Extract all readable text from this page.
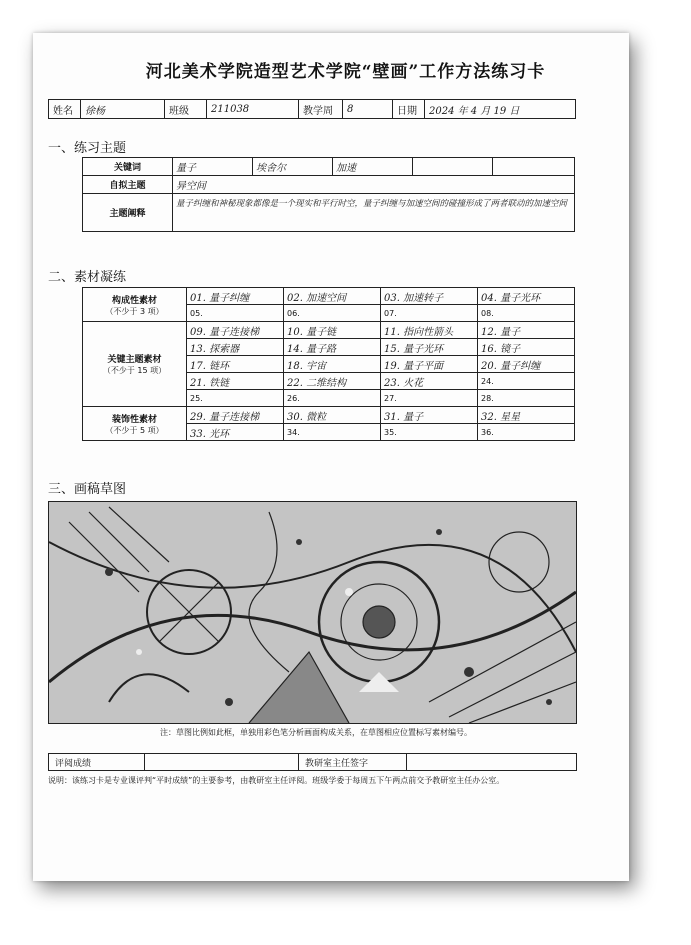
河北美术学院造型艺术学院“壁画”工作方法练习卡
姓名	徐杨	班级	211038	教学周	8	日期	2024 年 4 月 19 日
一、练习主题
关键词	量子	埃舍尔	加速		
自拟主题	异空间				
主题阐释	量子纠缠和神秘现象都像是一个现实和平行时空，量子纠缠与加速空间的碰撞形成了两者联动的加速空间				
二、素材凝练
构成性素材
（不少于 3 项）	01. 量子纠缠	02. 加速空间	03. 加速转子	04. 量子光环
	05.	06.	07.	08.
关键主题素材
（不少于 15 项）	09. 量子连接梯	10. 量子链	11. 指向性箭头	12. 量子
	13. 探索器	14. 量子路	15. 量子光环	16. 镜子
	17. 链环	18. 宇宙	19. 量子平面	20. 量子纠缠
	21. 铁链	22. 二维结构	23. 火花	24.
	25.	26.	27.	28.
装饰性素材
（不少于 5 项）	29. 量子连接梯	30. 微粒	31. 量子	32. 星星
	33. 光环	34.	35.	36.
三、画稿草图
注：草图比例如此框，单独用彩色笔分析画面构成关系，在草图相应位置标写素材编号。
评阅成绩	教研室主任签字
说明：该练习卡是专业课评判“平时成绩”的主要参考，由教研室主任评阅。班级学委于每周五下午两点前交予教研室主任办公室。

Task statement »
Copy out each line in the preceding records that contains "量子连接梯".

Solution to this task »
（不少于 15 项）	09. 量子连接梯	10. 量子链	11. 指向性箭头	12. 量子
（不少于 5 项）	29. 量子连接梯	30. 微粒	31. 量子	32. 星星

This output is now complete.